**WHAT YOU NEED TO DO:** Show every line containing "mañana" by copying it.
** Start DATA FOR PROCESSING **
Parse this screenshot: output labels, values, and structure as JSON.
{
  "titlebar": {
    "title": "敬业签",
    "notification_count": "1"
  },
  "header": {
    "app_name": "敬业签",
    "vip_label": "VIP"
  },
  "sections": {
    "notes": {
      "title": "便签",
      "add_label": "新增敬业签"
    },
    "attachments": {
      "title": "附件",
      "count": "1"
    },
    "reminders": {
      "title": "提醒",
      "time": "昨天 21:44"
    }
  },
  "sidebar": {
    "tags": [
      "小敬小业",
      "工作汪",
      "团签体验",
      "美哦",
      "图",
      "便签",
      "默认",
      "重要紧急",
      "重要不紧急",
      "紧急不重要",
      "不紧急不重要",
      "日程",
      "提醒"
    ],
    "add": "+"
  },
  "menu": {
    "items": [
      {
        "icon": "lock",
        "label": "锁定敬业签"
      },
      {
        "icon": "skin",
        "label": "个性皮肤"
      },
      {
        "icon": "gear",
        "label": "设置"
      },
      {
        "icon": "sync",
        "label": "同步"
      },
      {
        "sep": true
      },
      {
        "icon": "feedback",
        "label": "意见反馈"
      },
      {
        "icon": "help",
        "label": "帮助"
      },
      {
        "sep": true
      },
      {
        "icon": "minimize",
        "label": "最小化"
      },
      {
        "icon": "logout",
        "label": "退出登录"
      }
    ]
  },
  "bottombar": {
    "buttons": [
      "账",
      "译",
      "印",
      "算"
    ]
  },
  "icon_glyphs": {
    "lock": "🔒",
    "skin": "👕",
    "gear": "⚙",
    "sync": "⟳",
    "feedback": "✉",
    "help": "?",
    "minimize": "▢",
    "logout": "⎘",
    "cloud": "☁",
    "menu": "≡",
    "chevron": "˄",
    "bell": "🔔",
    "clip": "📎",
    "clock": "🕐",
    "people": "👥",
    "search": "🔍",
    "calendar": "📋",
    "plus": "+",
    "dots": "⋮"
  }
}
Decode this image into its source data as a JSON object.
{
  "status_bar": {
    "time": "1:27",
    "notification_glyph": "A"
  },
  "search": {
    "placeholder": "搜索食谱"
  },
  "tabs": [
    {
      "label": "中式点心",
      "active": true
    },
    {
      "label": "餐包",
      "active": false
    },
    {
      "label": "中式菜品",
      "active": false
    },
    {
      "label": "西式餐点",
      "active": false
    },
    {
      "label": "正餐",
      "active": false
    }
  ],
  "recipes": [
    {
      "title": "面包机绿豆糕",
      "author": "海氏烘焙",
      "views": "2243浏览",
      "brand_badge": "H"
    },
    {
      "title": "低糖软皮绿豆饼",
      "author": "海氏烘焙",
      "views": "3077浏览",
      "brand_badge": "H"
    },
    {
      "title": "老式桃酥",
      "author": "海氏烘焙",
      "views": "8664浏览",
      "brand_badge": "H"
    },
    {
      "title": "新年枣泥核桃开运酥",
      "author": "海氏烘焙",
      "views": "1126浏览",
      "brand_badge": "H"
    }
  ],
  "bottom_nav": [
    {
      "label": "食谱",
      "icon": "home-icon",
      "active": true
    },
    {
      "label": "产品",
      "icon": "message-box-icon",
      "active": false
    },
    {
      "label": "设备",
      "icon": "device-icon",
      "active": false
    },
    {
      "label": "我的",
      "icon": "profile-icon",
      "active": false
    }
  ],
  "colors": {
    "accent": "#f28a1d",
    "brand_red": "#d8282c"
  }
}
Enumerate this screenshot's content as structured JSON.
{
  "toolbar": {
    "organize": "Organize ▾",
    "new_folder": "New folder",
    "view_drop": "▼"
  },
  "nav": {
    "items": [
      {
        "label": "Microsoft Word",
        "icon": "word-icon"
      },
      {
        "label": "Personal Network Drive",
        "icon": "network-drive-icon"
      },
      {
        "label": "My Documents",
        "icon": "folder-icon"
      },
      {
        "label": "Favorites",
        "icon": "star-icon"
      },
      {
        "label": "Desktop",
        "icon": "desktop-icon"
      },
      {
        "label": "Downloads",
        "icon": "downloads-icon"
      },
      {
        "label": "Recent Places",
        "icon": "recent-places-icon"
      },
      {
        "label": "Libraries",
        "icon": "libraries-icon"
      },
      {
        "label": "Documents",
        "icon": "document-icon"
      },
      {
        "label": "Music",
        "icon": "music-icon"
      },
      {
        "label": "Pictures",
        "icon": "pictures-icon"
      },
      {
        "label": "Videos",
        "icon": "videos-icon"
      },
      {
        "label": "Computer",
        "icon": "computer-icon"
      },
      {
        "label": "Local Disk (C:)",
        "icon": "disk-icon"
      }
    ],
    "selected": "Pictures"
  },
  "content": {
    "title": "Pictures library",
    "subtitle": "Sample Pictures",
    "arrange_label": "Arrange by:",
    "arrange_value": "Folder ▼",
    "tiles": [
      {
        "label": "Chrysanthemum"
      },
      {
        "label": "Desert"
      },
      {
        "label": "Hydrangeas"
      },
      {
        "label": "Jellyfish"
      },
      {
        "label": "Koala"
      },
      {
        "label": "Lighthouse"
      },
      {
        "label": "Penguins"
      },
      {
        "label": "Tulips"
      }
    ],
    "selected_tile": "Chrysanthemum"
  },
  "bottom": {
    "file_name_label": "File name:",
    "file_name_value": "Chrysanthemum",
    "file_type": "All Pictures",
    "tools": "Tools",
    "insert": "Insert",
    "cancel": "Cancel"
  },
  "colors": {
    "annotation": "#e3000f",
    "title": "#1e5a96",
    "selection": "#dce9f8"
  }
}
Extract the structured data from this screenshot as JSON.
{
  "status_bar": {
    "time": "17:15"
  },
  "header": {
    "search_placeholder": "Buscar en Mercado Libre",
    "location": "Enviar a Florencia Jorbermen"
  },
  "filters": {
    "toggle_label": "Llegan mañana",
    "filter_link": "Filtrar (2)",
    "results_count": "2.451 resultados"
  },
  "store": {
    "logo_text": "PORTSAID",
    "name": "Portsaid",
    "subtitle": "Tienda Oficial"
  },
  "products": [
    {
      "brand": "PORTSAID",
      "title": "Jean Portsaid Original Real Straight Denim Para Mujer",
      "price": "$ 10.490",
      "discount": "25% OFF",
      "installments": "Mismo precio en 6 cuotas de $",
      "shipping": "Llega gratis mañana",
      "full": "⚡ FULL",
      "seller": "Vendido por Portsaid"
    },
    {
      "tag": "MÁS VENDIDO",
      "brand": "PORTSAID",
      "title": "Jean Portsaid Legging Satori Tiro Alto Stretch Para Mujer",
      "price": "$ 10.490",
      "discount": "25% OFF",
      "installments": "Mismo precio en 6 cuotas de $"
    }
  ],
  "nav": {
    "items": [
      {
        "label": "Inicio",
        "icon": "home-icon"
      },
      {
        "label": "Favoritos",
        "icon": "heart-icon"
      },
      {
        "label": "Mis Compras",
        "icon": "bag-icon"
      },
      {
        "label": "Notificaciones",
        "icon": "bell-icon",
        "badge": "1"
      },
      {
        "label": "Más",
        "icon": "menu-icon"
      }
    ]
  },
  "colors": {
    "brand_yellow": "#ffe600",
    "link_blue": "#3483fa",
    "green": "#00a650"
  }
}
** End DATA FOR PROCESSING **
**THE RESPONSE:**
    "toggle_label": "Llegan mañana",
      "shipping": "Llega gratis mañana",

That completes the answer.